The request>
Copy out every record precisely.

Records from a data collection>
# # # #
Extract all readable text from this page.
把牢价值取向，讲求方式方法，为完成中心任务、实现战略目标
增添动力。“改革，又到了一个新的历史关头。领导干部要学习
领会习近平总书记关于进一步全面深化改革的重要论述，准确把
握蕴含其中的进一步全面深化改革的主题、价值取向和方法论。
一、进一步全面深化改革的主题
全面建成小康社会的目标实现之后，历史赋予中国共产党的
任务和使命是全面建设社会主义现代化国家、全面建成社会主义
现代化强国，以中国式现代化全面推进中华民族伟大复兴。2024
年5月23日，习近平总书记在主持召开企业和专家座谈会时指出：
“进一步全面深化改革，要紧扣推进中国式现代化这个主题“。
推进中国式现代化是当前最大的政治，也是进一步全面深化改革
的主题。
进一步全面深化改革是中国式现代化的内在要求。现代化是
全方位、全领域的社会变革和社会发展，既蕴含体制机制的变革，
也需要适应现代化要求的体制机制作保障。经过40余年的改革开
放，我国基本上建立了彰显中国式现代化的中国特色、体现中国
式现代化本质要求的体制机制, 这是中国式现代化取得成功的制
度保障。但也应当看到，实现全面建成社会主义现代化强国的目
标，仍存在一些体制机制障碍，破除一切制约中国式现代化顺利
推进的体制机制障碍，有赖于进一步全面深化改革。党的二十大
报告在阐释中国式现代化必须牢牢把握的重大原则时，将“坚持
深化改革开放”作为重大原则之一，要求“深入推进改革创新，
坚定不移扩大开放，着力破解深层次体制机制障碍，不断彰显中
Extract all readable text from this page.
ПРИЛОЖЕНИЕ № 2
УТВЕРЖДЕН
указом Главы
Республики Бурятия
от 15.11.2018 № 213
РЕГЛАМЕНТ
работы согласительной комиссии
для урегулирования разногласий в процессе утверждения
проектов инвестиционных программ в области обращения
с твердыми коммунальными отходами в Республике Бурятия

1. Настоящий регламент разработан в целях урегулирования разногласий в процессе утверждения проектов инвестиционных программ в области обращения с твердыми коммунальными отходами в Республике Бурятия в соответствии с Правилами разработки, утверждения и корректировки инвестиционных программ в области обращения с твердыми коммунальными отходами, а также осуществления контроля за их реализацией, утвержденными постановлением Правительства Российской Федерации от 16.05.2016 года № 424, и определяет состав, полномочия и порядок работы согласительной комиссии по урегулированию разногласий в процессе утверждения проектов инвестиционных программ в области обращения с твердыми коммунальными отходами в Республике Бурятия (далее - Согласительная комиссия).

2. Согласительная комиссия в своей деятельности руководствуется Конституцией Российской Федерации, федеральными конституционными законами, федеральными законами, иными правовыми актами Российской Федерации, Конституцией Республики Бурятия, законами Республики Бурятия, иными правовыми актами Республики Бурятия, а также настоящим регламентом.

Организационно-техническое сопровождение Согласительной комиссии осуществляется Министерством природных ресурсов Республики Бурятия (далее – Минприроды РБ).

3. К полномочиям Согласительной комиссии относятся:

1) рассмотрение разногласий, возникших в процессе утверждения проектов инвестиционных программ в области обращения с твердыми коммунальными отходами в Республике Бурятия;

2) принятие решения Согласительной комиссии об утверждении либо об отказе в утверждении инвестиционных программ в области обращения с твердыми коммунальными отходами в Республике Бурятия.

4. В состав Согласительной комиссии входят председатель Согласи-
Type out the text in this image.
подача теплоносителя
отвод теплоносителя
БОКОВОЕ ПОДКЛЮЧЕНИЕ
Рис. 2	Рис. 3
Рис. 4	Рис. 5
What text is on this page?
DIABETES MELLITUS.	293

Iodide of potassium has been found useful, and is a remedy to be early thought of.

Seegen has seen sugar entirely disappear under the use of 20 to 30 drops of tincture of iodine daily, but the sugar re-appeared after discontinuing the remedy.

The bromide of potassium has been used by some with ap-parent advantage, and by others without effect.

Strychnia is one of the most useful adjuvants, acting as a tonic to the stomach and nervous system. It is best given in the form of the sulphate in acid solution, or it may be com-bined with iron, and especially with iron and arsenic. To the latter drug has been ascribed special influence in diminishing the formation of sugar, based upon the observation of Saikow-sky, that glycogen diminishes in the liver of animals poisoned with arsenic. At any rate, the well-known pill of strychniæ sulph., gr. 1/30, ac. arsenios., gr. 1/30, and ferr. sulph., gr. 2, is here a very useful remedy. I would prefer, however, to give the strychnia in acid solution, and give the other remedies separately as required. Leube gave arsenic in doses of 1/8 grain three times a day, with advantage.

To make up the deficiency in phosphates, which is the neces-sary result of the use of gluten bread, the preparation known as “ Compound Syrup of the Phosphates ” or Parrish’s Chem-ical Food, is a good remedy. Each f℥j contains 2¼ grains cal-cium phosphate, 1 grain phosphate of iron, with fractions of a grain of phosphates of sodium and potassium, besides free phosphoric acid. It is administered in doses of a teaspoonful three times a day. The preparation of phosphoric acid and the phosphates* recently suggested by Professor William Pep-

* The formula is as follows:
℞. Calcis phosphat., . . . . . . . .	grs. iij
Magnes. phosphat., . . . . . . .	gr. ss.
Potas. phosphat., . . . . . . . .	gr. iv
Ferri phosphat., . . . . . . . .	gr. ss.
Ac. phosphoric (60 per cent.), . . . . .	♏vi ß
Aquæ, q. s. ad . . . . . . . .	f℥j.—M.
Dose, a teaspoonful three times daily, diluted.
# # # #
Worked solution>
Extract all readable text from this page.
把牢价值取向，讲求方式方法，为完成中心任务、实现战略目标
增添动力。“改革，又到了一个新的历史关头。领导干部要学习
领会习近平总书记关于进一步全面深化改革的重要论述，准确把
握蕴含其中的进一步全面深化改革的主题、价值取向和方法论。
一、进一步全面深化改革的主题
全面建成小康社会的目标实现之后，历史赋予中国共产党的
任务和使命是全面建设社会主义现代化国家、全面建成社会主义
现代化强国，以中国式现代化全面推进中华民族伟大复兴。2024
年5月23日，习近平总书记在主持召开企业和专家座谈会时指出：
“进一步全面深化改革，要紧扣推进中国式现代化这个主题“。
推进中国式现代化是当前最大的政治，也是进一步全面深化改革
的主题。
进一步全面深化改革是中国式现代化的内在要求。现代化是
全方位、全领域的社会变革和社会发展，既蕴含体制机制的变革，
也需要适应现代化要求的体制机制作保障。经过40余年的改革开
放，我国基本上建立了彰显中国式现代化的中国特色、体现中国
式现代化本质要求的体制机制, 这是中国式现代化取得成功的制
度保障。但也应当看到，实现全面建成社会主义现代化强国的目
标，仍存在一些体制机制障碍，破除一切制约中国式现代化顺利
推进的体制机制障碍，有赖于进一步全面深化改革。党的二十大
报告在阐释中国式现代化必须牢牢把握的重大原则时，将“坚持
深化改革开放”作为重大原则之一，要求“深入推进改革创新，
坚定不移扩大开放，着力破解深层次体制机制障碍，不断彰显中
Extract all readable text from this page.
ПРИЛОЖЕНИЕ № 2
УТВЕРЖДЕН
указом Главы
Республики Бурятия
от 15.11.2018 № 213
РЕГЛАМЕНТ
работы согласительной комиссии
для урегулирования разногласий в процессе утверждения
проектов инвестиционных программ в области обращения
с твердыми коммунальными отходами в Республике Бурятия

1. Настоящий регламент разработан в целях урегулирования разногласий в процессе утверждения проектов инвестиционных программ в области обращения с твердыми коммунальными отходами в Республике Бурятия в соответствии с Правилами разработки, утверждения и корректировки инвестиционных программ в области обращения с твердыми коммунальными отходами, а также осуществления контроля за их реализацией, утвержденными постановлением Правительства Российской Федерации от 16.05.2016 года № 424, и определяет состав, полномочия и порядок работы согласительной комиссии по урегулированию разногласий в процессе утверждения проектов инвестиционных программ в области обращения с твердыми коммунальными отходами в Республике Бурятия (далее - Согласительная комиссия).

2. Согласительная комиссия в своей деятельности руководствуется Конституцией Российской Федерации, федеральными конституционными законами, федеральными законами, иными правовыми актами Российской Федерации, Конституцией Республики Бурятия, законами Республики Бурятия, иными правовыми актами Республики Бурятия, а также настоящим регламентом.

Организационно-техническое сопровождение Согласительной комиссии осуществляется Министерством природных ресурсов Республики Бурятия (далее – Минприроды РБ).

3. К полномочиям Согласительной комиссии относятся:

1) рассмотрение разногласий, возникших в процессе утверждения проектов инвестиционных программ в области обращения с твердыми коммунальными отходами в Республике Бурятия;

2) принятие решения Согласительной комиссии об утверждении либо об отказе в утверждении инвестиционных программ в области обращения с твердыми коммунальными отходами в Республике Бурятия.

4. В состав Согласительной комиссии входят председатель Согласи-
Type out the text in this image.
подача теплоносителя
отвод теплоносителя
БОКОВОЕ ПОДКЛЮЧЕНИЕ
Рис. 2	Рис. 3
Рис. 4	Рис. 5
What text is on this page?
DIABETES MELLITUS.	293

Iodide of potassium has been found useful, and is a remedy to be early thought of.

Seegen has seen sugar entirely disappear under the use of 20 to 30 drops of tincture of iodine daily, but the sugar re-appeared after discontinuing the remedy.

The bromide of potassium has been used by some with ap-parent advantage, and by others without effect.

Strychnia is one of the most useful adjuvants, acting as a tonic to the stomach and nervous system. It is best given in the form of the sulphate in acid solution, or it may be com-bined with iron, and especially with iron and arsenic. To the latter drug has been ascribed special influence in diminishing the formation of sugar, based upon the observation of Saikow-sky, that glycogen diminishes in the liver of animals poisoned with arsenic. At any rate, the well-known pill of strychniæ sulph., gr. 1/30, ac. arsenios., gr. 1/30, and ferr. sulph., gr. 2, is here a very useful remedy. I would prefer, however, to give the strychnia in acid solution, and give the other remedies separately as required. Leube gave arsenic in doses of 1/8 grain three times a day, with advantage.

To make up the deficiency in phosphates, which is the neces-sary result of the use of gluten bread, the preparation known as “ Compound Syrup of the Phosphates ” or Parrish’s Chem-ical Food, is a good remedy. Each f℥j contains 2¼ grains cal-cium phosphate, 1 grain phosphate of iron, with fractions of a grain of phosphates of sodium and potassium, besides free phosphoric acid. It is administered in doses of a teaspoonful three times a day. The preparation of phosphoric acid and the phosphates* recently suggested by Professor William Pep-

* The formula is as follows:
℞. Calcis phosphat., . . . . . . . .	grs. iij
Magnes. phosphat., . . . . . . .	gr. ss.
Potas. phosphat., . . . . . . . .	gr. iv
Ferri phosphat., . . . . . . . .	gr. ss.
Ac. phosphoric (60 per cent.), . . . . .	♏vi ß
Aquæ, q. s. ad . . . . . . . .	f℥j.—M.
Dose, a teaspoonful three times daily, diluted.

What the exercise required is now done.